Task
Count lines, not occurrences: give the number of lines holding the word "εὑρεθῇ", and nothing besides.
━━ Information supplied
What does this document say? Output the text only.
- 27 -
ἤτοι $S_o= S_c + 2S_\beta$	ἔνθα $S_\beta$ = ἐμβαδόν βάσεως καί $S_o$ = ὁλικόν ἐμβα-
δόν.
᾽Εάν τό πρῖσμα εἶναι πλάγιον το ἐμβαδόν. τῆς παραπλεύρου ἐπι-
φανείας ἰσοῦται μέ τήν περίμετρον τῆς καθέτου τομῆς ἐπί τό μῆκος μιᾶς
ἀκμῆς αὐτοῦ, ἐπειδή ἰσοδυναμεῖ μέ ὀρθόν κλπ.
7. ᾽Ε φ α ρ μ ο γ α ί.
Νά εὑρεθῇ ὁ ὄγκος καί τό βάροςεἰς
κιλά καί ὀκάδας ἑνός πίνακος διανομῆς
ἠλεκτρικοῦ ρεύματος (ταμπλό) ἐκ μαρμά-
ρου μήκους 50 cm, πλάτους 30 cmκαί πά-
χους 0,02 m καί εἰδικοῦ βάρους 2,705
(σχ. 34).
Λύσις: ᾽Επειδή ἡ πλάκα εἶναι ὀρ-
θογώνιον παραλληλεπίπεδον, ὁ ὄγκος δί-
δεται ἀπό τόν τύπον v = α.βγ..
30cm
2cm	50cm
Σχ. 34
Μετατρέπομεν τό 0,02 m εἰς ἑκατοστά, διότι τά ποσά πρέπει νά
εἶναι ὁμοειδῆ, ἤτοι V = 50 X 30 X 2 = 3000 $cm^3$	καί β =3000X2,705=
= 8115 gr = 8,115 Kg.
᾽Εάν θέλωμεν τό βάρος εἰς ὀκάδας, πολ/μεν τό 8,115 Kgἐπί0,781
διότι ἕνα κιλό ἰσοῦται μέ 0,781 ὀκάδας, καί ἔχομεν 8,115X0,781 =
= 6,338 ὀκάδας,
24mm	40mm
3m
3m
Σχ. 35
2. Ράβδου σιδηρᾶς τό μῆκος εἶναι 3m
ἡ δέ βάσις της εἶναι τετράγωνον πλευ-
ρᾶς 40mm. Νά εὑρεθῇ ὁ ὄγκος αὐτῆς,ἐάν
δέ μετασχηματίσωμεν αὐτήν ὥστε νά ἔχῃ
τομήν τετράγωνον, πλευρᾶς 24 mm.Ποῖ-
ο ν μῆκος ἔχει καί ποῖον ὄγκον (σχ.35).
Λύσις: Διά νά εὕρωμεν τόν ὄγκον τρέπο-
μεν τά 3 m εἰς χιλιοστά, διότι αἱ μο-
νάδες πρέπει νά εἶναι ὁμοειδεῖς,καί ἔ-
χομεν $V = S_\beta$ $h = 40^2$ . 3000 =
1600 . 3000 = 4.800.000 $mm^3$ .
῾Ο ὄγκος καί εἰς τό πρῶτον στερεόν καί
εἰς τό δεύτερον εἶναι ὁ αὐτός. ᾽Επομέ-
━━━━
Result
2